Directions
Give the listing below again in full, exactly as written.

Data shown
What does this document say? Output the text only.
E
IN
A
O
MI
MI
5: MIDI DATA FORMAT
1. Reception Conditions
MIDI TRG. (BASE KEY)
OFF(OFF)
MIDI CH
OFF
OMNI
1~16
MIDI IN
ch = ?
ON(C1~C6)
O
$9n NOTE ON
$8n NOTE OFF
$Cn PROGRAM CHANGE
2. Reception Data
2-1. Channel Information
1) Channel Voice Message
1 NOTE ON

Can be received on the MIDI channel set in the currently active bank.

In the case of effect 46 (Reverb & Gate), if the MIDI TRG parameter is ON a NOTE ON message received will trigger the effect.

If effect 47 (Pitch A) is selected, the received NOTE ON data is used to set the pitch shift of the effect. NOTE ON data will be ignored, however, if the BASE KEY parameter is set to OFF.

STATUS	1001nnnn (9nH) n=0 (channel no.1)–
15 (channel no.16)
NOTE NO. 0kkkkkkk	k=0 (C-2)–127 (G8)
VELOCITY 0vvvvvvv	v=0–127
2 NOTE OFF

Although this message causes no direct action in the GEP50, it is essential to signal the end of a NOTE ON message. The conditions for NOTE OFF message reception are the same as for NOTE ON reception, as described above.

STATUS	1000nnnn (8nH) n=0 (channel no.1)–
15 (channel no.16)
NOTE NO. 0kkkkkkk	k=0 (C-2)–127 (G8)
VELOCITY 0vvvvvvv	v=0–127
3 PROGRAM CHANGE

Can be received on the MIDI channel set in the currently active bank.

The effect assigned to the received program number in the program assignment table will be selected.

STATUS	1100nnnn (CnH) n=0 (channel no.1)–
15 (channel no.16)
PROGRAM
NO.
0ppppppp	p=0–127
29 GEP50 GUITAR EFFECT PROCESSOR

Answer to the problem
What does this document say? Output the text only.
E
IN
A
O
MI
MI
5: MIDI DATA FORMAT
1. Reception Conditions
MIDI TRG. (BASE KEY)
OFF(OFF)
MIDI CH
OFF
OMNI
1~16
MIDI IN
ch = ?
ON(C1~C6)
O
$9n NOTE ON
$8n NOTE OFF
$Cn PROGRAM CHANGE
2. Reception Data
2-1. Channel Information
1) Channel Voice Message
1 NOTE ON

Can be received on the MIDI channel set in the currently active bank.

In the case of effect 46 (Reverb & Gate), if the MIDI TRG parameter is ON a NOTE ON message received will trigger the effect.

If effect 47 (Pitch A) is selected, the received NOTE ON data is used to set the pitch shift of the effect. NOTE ON data will be ignored, however, if the BASE KEY parameter is set to OFF.

STATUS	1001nnnn (9nH) n=0 (channel no.1)–
15 (channel no.16)
NOTE NO. 0kkkkkkk	k=0 (C-2)–127 (G8)
VELOCITY 0vvvvvvv	v=0–127
2 NOTE OFF

Although this message causes no direct action in the GEP50, it is essential to signal the end of a NOTE ON message. The conditions for NOTE OFF message reception are the same as for NOTE ON reception, as described above.

STATUS	1000nnnn (8nH) n=0 (channel no.1)–
15 (channel no.16)
NOTE NO. 0kkkkkkk	k=0 (C-2)–127 (G8)
VELOCITY 0vvvvvvv	v=0–127
3 PROGRAM CHANGE

Can be received on the MIDI channel set in the currently active bank.

The effect assigned to the received program number in the program assignment table will be selected.

STATUS	1100nnnn (CnH) n=0 (channel no.1)–
15 (channel no.16)
PROGRAM
NO.
0ppppppp	p=0–127
29 GEP50 GUITAR EFFECT PROCESSOR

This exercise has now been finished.